→ **EXERCISE DETAILS**
Search the material below for the string "type" and extract each line that has it.

(Dataset excerpt)
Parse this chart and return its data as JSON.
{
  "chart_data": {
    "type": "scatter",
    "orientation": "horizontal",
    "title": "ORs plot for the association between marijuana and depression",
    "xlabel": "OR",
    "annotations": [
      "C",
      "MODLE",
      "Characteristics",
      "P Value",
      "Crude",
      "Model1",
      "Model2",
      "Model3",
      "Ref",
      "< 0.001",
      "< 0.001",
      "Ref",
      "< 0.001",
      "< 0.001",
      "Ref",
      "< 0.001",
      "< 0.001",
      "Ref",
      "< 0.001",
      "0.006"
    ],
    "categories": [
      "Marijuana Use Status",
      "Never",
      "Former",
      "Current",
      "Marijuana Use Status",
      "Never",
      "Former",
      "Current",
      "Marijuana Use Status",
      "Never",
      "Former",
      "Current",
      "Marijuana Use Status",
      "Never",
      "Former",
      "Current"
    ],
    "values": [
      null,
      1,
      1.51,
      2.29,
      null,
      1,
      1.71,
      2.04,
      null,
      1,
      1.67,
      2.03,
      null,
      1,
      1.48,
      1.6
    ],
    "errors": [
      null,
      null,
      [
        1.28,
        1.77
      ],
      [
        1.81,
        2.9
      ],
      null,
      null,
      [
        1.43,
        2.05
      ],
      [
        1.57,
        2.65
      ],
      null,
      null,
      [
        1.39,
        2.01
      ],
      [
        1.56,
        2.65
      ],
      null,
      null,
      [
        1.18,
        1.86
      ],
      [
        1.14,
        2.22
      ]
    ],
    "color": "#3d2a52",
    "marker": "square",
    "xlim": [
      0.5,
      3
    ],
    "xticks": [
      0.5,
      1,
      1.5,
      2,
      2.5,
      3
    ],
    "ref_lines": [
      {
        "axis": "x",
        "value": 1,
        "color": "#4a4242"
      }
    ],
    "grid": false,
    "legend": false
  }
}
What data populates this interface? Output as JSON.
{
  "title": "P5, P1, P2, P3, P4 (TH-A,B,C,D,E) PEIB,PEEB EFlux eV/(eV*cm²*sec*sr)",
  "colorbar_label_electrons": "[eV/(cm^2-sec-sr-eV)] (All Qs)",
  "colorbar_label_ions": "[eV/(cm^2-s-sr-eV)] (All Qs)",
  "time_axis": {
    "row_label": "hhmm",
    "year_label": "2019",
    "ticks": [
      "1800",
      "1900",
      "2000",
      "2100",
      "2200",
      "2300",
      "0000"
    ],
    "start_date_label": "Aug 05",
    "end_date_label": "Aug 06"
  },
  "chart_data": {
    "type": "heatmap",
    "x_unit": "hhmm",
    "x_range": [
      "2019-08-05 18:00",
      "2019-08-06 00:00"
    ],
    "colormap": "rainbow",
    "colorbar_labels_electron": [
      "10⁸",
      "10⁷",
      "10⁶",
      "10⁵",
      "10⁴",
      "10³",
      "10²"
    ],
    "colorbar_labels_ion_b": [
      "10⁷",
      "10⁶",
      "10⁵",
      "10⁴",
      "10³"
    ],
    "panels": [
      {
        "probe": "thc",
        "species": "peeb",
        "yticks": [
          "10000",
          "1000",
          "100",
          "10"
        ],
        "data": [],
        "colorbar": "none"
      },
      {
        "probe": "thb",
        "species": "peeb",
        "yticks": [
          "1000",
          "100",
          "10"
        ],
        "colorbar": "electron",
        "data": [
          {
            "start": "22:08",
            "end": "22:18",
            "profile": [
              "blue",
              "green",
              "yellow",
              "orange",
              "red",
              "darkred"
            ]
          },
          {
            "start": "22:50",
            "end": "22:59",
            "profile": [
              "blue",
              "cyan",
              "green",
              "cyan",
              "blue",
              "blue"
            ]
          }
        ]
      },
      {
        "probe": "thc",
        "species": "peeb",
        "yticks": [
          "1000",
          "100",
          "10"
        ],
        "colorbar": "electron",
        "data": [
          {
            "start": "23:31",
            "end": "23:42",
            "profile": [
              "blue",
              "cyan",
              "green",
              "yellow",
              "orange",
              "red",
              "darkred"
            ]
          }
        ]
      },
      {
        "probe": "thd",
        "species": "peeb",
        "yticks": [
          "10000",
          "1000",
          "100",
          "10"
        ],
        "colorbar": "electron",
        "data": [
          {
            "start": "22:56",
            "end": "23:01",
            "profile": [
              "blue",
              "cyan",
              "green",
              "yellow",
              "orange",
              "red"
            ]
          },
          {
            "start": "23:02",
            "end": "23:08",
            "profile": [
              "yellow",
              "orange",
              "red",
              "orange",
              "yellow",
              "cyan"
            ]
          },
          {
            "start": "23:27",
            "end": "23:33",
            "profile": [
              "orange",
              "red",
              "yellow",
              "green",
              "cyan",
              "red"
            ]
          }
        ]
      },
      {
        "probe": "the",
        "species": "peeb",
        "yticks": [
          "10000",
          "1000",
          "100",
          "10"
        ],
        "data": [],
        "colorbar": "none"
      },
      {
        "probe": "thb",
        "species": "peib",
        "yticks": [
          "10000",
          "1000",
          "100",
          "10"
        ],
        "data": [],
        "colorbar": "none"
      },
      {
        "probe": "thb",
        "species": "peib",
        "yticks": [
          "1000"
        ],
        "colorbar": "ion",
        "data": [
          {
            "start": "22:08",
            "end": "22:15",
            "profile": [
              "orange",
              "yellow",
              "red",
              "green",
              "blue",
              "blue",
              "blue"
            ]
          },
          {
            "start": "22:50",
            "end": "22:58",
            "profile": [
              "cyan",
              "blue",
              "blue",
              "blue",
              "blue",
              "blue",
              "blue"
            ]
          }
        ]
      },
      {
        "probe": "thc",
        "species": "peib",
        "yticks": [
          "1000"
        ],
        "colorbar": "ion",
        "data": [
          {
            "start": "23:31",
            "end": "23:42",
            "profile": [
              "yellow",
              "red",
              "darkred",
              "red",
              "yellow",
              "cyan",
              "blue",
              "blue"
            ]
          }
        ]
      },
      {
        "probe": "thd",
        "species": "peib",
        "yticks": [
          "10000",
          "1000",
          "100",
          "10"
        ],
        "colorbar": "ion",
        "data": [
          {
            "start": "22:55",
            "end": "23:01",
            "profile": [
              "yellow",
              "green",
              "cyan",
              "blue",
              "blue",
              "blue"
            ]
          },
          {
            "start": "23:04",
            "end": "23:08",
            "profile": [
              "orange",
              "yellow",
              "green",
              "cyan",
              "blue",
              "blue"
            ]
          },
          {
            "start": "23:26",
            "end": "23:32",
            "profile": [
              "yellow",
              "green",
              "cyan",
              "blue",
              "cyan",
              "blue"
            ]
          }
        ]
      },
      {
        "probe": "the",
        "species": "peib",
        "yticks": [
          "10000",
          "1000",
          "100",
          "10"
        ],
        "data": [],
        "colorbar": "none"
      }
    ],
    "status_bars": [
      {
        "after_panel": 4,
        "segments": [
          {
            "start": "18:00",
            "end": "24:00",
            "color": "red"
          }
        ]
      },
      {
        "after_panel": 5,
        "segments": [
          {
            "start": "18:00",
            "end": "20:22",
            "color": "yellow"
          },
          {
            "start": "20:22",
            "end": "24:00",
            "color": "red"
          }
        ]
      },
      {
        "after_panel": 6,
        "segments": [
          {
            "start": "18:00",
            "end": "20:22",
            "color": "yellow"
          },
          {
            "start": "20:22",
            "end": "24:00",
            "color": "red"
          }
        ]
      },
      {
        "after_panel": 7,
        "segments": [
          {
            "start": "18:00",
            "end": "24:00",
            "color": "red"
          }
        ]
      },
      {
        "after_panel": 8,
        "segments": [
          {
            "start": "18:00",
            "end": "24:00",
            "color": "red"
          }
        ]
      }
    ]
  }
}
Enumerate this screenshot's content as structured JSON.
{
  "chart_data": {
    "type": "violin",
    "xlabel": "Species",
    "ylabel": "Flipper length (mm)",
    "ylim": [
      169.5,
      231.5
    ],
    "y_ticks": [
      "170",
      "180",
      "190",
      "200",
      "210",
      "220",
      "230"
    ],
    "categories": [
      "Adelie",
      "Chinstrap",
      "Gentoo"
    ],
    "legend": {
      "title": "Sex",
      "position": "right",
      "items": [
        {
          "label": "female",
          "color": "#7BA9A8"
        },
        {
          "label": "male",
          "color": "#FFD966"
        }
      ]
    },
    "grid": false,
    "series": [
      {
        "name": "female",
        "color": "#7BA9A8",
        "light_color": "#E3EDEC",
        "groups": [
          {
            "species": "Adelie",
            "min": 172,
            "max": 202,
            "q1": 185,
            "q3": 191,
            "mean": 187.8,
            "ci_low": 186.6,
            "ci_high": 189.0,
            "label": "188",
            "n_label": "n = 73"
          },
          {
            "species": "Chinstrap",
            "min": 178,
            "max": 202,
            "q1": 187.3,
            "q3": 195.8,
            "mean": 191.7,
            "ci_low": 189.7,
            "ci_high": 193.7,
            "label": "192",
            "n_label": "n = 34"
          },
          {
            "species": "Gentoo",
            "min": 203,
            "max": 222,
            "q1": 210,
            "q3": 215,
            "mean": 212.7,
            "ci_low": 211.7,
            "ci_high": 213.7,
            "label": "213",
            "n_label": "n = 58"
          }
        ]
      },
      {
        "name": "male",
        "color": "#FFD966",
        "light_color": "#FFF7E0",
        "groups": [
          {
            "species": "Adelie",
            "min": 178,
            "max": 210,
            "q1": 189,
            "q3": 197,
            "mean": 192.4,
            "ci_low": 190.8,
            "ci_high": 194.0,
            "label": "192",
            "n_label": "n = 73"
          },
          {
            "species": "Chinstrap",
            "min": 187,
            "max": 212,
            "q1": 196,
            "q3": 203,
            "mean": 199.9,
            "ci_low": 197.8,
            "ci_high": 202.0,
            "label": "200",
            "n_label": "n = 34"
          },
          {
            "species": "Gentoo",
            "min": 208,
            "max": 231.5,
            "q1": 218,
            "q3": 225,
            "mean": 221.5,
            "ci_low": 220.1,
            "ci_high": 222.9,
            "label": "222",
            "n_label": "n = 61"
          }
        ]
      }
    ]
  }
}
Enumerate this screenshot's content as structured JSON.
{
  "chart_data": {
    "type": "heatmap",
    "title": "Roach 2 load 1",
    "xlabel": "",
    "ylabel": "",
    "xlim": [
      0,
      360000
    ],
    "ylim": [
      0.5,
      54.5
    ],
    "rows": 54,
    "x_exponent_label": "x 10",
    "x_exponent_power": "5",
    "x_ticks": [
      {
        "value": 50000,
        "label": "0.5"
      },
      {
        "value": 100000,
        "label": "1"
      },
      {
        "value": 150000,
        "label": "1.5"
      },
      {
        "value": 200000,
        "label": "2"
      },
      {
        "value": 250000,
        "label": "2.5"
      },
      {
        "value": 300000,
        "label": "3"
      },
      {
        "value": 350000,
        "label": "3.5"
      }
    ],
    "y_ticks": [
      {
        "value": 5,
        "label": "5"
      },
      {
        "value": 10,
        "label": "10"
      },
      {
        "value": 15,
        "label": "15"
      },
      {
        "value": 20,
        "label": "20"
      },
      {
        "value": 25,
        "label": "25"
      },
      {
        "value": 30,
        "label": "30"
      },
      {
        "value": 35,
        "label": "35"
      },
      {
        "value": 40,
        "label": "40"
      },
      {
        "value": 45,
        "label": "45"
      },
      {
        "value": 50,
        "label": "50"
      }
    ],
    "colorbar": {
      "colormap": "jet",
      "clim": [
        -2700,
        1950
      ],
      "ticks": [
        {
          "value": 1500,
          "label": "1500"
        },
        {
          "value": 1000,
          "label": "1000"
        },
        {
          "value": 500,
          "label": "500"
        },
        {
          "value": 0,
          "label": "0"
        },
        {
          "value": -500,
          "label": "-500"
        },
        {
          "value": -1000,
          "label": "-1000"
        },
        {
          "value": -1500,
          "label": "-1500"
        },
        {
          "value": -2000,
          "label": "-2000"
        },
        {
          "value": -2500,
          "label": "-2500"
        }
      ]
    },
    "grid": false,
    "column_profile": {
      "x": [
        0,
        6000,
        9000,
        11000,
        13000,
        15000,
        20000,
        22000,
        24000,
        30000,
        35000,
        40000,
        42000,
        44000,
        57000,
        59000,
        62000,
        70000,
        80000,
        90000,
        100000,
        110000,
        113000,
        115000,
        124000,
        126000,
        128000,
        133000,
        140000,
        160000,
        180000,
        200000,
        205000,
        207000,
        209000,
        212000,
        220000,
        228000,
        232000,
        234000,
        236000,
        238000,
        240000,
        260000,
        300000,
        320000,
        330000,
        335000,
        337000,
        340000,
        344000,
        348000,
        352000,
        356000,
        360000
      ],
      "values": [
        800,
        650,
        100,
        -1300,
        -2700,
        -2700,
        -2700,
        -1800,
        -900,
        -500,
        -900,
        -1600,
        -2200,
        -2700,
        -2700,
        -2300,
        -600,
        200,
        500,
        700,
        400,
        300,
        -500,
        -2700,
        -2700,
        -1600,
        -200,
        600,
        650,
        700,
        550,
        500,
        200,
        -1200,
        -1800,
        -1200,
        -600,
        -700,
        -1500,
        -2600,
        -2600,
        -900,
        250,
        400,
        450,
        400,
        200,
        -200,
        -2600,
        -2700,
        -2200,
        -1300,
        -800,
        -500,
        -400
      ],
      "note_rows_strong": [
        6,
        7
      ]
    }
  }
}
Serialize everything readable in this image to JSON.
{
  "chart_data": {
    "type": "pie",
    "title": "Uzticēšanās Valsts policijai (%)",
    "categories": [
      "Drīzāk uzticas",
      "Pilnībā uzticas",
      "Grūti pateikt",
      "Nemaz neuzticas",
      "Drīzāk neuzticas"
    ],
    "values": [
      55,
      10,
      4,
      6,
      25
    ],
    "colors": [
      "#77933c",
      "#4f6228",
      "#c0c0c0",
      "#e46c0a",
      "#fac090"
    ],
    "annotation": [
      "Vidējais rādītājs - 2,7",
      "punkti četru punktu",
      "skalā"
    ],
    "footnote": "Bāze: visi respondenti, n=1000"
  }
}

→ **THE SOLUTION**
    "type": "scatter",
    "type": "heatmap",
    "type": "violin",
    "type": "heatmap",
    "type": "pie",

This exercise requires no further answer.